(Records from a collection)

———

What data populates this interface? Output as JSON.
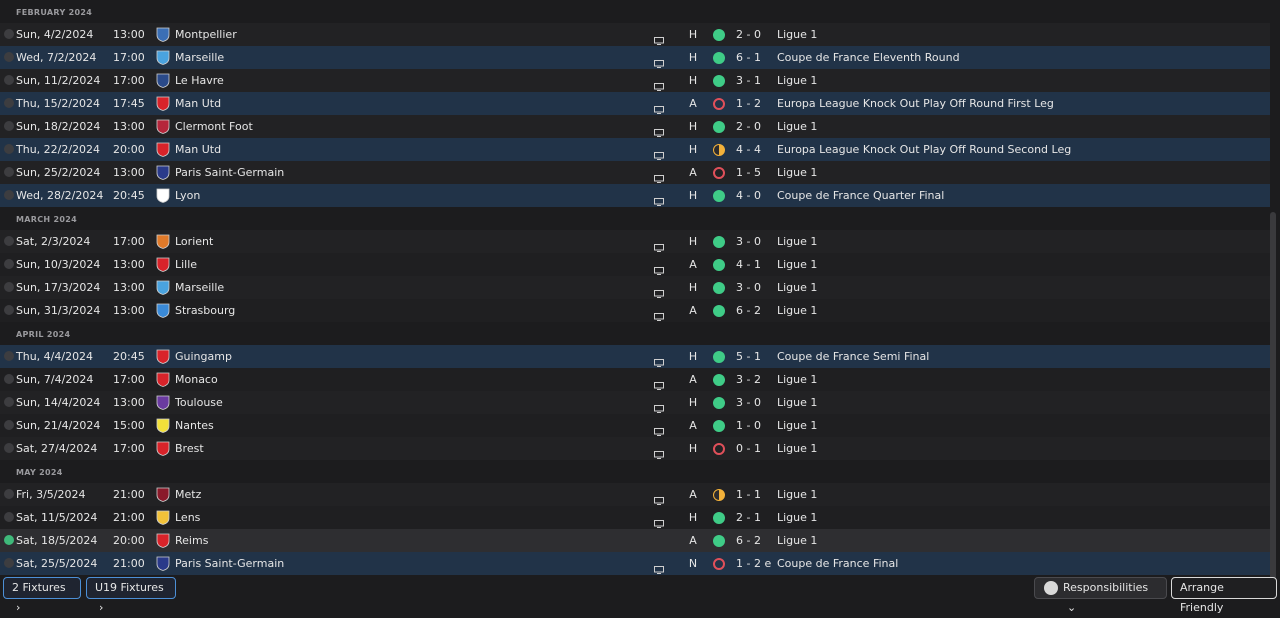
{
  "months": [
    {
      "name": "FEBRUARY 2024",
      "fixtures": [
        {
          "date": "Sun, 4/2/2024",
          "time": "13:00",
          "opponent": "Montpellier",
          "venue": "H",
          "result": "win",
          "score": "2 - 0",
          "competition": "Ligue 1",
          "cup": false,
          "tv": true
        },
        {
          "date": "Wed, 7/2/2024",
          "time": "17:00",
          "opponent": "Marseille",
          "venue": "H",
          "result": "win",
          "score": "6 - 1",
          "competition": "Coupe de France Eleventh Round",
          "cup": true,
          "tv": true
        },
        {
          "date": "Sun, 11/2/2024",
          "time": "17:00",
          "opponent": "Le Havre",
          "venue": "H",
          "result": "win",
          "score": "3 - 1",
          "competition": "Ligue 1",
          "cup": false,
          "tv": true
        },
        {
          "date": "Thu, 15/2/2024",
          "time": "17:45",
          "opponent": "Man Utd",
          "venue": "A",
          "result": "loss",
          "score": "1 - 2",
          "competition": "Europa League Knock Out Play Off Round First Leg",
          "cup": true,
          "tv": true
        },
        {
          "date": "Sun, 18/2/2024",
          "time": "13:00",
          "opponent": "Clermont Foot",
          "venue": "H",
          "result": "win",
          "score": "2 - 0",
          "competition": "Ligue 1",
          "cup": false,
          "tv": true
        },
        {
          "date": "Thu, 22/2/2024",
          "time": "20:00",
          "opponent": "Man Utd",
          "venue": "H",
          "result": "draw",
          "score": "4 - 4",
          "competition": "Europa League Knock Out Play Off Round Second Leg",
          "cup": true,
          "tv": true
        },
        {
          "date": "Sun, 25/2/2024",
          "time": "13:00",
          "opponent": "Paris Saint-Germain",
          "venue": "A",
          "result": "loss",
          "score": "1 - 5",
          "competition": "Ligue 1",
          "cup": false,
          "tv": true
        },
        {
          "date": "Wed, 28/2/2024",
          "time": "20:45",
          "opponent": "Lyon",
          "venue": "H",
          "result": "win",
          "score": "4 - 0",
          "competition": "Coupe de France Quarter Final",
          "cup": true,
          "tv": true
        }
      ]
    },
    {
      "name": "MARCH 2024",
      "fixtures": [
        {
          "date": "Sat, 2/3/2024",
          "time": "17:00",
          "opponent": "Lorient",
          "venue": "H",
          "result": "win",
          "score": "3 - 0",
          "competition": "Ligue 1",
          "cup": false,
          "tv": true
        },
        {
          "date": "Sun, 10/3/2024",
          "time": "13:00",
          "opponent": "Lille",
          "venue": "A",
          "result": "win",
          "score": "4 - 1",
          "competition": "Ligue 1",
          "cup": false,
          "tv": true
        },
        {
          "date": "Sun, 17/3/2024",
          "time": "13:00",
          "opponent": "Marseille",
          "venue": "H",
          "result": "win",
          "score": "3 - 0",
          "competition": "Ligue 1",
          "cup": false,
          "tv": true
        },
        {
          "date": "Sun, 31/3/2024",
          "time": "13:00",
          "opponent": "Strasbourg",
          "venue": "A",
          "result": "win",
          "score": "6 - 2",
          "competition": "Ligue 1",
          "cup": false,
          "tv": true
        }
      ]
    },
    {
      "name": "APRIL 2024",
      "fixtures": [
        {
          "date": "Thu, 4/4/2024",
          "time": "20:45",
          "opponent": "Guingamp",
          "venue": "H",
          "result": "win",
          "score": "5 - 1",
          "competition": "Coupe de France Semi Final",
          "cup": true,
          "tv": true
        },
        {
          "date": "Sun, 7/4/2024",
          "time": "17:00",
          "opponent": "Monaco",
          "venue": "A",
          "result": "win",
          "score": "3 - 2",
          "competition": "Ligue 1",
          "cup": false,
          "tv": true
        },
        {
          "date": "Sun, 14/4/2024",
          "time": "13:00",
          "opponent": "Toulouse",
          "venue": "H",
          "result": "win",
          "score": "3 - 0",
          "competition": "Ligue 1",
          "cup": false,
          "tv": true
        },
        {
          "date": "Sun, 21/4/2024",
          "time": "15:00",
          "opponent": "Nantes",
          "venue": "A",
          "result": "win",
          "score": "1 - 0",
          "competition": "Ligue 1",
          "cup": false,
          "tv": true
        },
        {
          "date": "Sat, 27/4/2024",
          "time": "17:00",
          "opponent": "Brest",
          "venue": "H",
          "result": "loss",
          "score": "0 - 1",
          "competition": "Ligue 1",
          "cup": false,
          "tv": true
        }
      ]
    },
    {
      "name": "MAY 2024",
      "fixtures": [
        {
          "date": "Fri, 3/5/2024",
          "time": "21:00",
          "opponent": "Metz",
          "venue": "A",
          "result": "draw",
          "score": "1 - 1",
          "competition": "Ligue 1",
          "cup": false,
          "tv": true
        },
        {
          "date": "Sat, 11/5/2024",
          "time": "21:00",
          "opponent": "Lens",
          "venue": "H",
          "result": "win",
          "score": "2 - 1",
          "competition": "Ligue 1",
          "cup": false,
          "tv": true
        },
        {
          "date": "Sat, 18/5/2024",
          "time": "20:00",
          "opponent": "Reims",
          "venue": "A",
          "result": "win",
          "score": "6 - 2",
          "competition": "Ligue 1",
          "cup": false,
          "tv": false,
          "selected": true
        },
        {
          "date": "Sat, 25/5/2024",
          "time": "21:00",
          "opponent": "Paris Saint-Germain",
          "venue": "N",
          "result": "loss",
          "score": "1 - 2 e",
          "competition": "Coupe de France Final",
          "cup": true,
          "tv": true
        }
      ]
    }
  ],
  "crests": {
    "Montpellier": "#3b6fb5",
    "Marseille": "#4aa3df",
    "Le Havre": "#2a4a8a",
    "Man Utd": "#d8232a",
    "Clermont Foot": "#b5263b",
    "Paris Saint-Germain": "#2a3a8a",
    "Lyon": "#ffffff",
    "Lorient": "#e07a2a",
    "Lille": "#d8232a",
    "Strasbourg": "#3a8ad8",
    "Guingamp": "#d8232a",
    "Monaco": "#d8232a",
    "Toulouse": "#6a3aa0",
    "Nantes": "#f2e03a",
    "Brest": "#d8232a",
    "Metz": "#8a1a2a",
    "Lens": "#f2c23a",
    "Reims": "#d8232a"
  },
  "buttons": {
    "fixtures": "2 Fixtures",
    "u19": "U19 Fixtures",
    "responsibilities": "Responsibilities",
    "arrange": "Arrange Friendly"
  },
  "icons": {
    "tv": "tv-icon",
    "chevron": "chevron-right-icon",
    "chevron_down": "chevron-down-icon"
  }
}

———

_Exercise directions_
Reply with only the number of lines in the material above where the string "Strasbourg" appears.

_Answer_
2